**GIVEN REQUEST:**
Read the records and write them out again exactly.

─── RECORD SET

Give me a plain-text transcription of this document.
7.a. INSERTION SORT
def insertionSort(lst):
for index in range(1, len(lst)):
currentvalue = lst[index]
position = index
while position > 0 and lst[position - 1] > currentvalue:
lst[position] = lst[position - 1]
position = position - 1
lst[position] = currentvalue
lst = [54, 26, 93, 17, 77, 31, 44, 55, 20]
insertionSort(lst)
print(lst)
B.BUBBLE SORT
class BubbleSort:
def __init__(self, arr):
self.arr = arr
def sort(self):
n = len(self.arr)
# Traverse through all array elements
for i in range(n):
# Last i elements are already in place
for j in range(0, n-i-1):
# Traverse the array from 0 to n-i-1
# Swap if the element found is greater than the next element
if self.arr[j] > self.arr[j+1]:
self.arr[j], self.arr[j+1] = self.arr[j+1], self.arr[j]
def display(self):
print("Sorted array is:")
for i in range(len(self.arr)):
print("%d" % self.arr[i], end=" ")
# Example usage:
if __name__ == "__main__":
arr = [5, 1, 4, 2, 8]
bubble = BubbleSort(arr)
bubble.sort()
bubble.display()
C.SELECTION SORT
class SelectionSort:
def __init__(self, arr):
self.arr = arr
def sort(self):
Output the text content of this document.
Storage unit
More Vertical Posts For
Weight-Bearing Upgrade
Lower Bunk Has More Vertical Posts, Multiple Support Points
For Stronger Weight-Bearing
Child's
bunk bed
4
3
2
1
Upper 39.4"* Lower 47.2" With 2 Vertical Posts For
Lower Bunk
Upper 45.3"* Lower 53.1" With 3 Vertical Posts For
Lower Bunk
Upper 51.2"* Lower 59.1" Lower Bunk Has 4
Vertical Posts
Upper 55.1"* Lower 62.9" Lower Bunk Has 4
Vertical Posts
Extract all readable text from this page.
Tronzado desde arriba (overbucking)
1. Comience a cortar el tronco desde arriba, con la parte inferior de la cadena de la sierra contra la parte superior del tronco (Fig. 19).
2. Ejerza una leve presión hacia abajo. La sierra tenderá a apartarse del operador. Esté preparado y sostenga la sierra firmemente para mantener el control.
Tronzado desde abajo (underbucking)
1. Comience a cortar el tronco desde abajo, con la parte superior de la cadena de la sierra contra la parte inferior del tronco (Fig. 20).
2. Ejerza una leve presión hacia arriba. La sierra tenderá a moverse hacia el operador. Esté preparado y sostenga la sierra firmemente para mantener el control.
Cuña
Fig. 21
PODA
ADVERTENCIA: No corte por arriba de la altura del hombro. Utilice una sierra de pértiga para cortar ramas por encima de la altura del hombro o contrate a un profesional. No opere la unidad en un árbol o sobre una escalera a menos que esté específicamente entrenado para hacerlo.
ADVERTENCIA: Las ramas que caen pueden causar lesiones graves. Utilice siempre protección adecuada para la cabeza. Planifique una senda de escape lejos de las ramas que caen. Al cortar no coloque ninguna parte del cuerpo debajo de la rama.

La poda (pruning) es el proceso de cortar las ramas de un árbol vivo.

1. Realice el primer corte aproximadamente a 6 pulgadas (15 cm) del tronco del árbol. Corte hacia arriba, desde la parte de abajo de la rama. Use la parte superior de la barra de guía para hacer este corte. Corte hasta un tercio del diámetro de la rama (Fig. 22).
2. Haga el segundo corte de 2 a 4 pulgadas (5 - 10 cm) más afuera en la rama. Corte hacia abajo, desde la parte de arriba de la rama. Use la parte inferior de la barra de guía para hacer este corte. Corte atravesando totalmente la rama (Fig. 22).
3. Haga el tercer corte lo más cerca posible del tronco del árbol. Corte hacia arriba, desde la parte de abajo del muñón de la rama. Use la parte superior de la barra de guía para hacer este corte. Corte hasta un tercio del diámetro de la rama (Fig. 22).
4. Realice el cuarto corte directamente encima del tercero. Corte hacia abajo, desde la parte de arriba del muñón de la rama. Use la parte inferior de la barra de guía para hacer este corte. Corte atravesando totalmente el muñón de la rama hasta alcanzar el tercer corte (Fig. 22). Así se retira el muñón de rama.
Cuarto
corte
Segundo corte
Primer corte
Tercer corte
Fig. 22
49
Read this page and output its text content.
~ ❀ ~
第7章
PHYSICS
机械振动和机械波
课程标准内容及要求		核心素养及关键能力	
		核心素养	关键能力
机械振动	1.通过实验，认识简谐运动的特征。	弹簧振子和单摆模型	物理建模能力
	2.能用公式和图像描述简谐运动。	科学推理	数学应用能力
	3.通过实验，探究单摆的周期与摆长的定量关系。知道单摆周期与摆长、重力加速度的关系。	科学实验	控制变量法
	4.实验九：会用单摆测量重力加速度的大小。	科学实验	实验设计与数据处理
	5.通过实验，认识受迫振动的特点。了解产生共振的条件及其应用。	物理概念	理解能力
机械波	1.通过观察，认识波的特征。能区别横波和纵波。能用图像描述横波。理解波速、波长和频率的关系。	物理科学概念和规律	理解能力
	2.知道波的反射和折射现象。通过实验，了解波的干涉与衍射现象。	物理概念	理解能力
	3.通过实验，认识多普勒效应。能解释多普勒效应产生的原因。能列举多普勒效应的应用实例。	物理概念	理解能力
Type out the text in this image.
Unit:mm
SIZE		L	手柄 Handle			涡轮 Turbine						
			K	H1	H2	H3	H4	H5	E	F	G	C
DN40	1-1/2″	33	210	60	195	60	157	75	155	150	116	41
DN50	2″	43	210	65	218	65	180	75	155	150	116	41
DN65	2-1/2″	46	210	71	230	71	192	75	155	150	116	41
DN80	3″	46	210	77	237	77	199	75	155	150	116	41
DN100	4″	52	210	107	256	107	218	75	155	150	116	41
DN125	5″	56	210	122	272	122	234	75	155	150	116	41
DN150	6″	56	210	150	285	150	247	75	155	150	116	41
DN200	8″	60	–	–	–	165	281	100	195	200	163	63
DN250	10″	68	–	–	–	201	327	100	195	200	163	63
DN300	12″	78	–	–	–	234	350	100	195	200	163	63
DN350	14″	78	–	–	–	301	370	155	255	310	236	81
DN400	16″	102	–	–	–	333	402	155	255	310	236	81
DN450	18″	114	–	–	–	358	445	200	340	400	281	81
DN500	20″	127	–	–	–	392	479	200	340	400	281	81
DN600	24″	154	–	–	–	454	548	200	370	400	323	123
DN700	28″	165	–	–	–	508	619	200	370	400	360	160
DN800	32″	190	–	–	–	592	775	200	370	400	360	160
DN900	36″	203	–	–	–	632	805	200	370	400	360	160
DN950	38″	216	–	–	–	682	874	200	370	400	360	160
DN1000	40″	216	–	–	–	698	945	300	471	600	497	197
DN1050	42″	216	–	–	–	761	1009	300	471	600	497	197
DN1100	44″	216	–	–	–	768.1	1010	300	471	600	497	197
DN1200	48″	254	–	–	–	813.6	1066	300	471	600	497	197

──────

**RESULT OF THE EXERCISE:**
Give me a plain-text transcription of this document.
7.a. INSERTION SORT
def insertionSort(lst):
for index in range(1, len(lst)):
currentvalue = lst[index]
position = index
while position > 0 and lst[position - 1] > currentvalue:
lst[position] = lst[position - 1]
position = position - 1
lst[position] = currentvalue
lst = [54, 26, 93, 17, 77, 31, 44, 55, 20]
insertionSort(lst)
print(lst)
B.BUBBLE SORT
class BubbleSort:
def __init__(self, arr):
self.arr = arr
def sort(self):
n = len(self.arr)
# Traverse through all array elements
for i in range(n):
# Last i elements are already in place
for j in range(0, n-i-1):
# Traverse the array from 0 to n-i-1
# Swap if the element found is greater than the next element
if self.arr[j] > self.arr[j+1]:
self.arr[j], self.arr[j+1] = self.arr[j+1], self.arr[j]
def display(self):
print("Sorted array is:")
for i in range(len(self.arr)):
print("%d" % self.arr[i], end=" ")
# Example usage:
if __name__ == "__main__":
arr = [5, 1, 4, 2, 8]
bubble = BubbleSort(arr)
bubble.sort()
bubble.display()
C.SELECTION SORT
class SelectionSort:
def __init__(self, arr):
self.arr = arr
def sort(self):
Output the text content of this document.
Storage unit
More Vertical Posts For
Weight-Bearing Upgrade
Lower Bunk Has More Vertical Posts, Multiple Support Points
For Stronger Weight-Bearing
Child's
bunk bed
4
3
2
1
Upper 39.4"* Lower 47.2" With 2 Vertical Posts For
Lower Bunk
Upper 45.3"* Lower 53.1" With 3 Vertical Posts For
Lower Bunk
Upper 51.2"* Lower 59.1" Lower Bunk Has 4
Vertical Posts
Upper 55.1"* Lower 62.9" Lower Bunk Has 4
Vertical Posts
Extract all readable text from this page.
Tronzado desde arriba (overbucking)
1. Comience a cortar el tronco desde arriba, con la parte inferior de la cadena de la sierra contra la parte superior del tronco (Fig. 19).
2. Ejerza una leve presión hacia abajo. La sierra tenderá a apartarse del operador. Esté preparado y sostenga la sierra firmemente para mantener el control.
Tronzado desde abajo (underbucking)
1. Comience a cortar el tronco desde abajo, con la parte superior de la cadena de la sierra contra la parte inferior del tronco (Fig. 20).
2. Ejerza una leve presión hacia arriba. La sierra tenderá a moverse hacia el operador. Esté preparado y sostenga la sierra firmemente para mantener el control.
Cuña
Fig. 21
PODA
ADVERTENCIA: No corte por arriba de la altura del hombro. Utilice una sierra de pértiga para cortar ramas por encima de la altura del hombro o contrate a un profesional. No opere la unidad en un árbol o sobre una escalera a menos que esté específicamente entrenado para hacerlo.
ADVERTENCIA: Las ramas que caen pueden causar lesiones graves. Utilice siempre protección adecuada para la cabeza. Planifique una senda de escape lejos de las ramas que caen. Al cortar no coloque ninguna parte del cuerpo debajo de la rama.

La poda (pruning) es el proceso de cortar las ramas de un árbol vivo.

1. Realice el primer corte aproximadamente a 6 pulgadas (15 cm) del tronco del árbol. Corte hacia arriba, desde la parte de abajo de la rama. Use la parte superior de la barra de guía para hacer este corte. Corte hasta un tercio del diámetro de la rama (Fig. 22).
2. Haga el segundo corte de 2 a 4 pulgadas (5 - 10 cm) más afuera en la rama. Corte hacia abajo, desde la parte de arriba de la rama. Use la parte inferior de la barra de guía para hacer este corte. Corte atravesando totalmente la rama (Fig. 22).
3. Haga el tercer corte lo más cerca posible del tronco del árbol. Corte hacia arriba, desde la parte de abajo del muñón de la rama. Use la parte superior de la barra de guía para hacer este corte. Corte hasta un tercio del diámetro de la rama (Fig. 22).
4. Realice el cuarto corte directamente encima del tercero. Corte hacia abajo, desde la parte de arriba del muñón de la rama. Use la parte inferior de la barra de guía para hacer este corte. Corte atravesando totalmente el muñón de la rama hasta alcanzar el tercer corte (Fig. 22). Así se retira el muñón de rama.
Cuarto
corte
Segundo corte
Primer corte
Tercer corte
Fig. 22
49
Read this page and output its text content.
~ ❀ ~
第7章
PHYSICS
机械振动和机械波
课程标准内容及要求		核心素养及关键能力	
		核心素养	关键能力
机械振动	1.通过实验，认识简谐运动的特征。	弹簧振子和单摆模型	物理建模能力
	2.能用公式和图像描述简谐运动。	科学推理	数学应用能力
	3.通过实验，探究单摆的周期与摆长的定量关系。知道单摆周期与摆长、重力加速度的关系。	科学实验	控制变量法
	4.实验九：会用单摆测量重力加速度的大小。	科学实验	实验设计与数据处理
	5.通过实验，认识受迫振动的特点。了解产生共振的条件及其应用。	物理概念	理解能力
机械波	1.通过观察，认识波的特征。能区别横波和纵波。能用图像描述横波。理解波速、波长和频率的关系。	物理科学概念和规律	理解能力
	2.知道波的反射和折射现象。通过实验，了解波的干涉与衍射现象。	物理概念	理解能力
	3.通过实验，认识多普勒效应。能解释多普勒效应产生的原因。能列举多普勒效应的应用实例。	物理概念	理解能力
Type out the text in this image.
Unit:mm
SIZE		L	手柄 Handle			涡轮 Turbine						
			K	H1	H2	H3	H4	H5	E	F	G	C
DN40	1-1/2″	33	210	60	195	60	157	75	155	150	116	41
DN50	2″	43	210	65	218	65	180	75	155	150	116	41
DN65	2-1/2″	46	210	71	230	71	192	75	155	150	116	41
DN80	3″	46	210	77	237	77	199	75	155	150	116	41
DN100	4″	52	210	107	256	107	218	75	155	150	116	41
DN125	5″	56	210	122	272	122	234	75	155	150	116	41
DN150	6″	56	210	150	285	150	247	75	155	150	116	41
DN200	8″	60	–	–	–	165	281	100	195	200	163	63
DN250	10″	68	–	–	–	201	327	100	195	200	163	63
DN300	12″	78	–	–	–	234	350	100	195	200	163	63
DN350	14″	78	–	–	–	301	370	155	255	310	236	81
DN400	16″	102	–	–	–	333	402	155	255	310	236	81
DN450	18″	114	–	–	–	358	445	200	340	400	281	81
DN500	20″	127	–	–	–	392	479	200	340	400	281	81
DN600	24″	154	–	–	–	454	548	200	370	400	323	123
DN700	28″	165	–	–	–	508	619	200	370	400	360	160
DN800	32″	190	–	–	–	592	775	200	370	400	360	160
DN900	36″	203	–	–	–	632	805	200	370	400	360	160
DN950	38″	216	–	–	–	682	874	200	370	400	360	160
DN1000	40″	216	–	–	–	698	945	300	471	600	497	197
DN1050	42″	216	–	–	–	761	1009	300	471	600	497	197
DN1100	44″	216	–	–	–	768.1	1010	300	471	600	497	197
DN1200	48″	254	–	–	–	813.6	1066	300	471	600	497	197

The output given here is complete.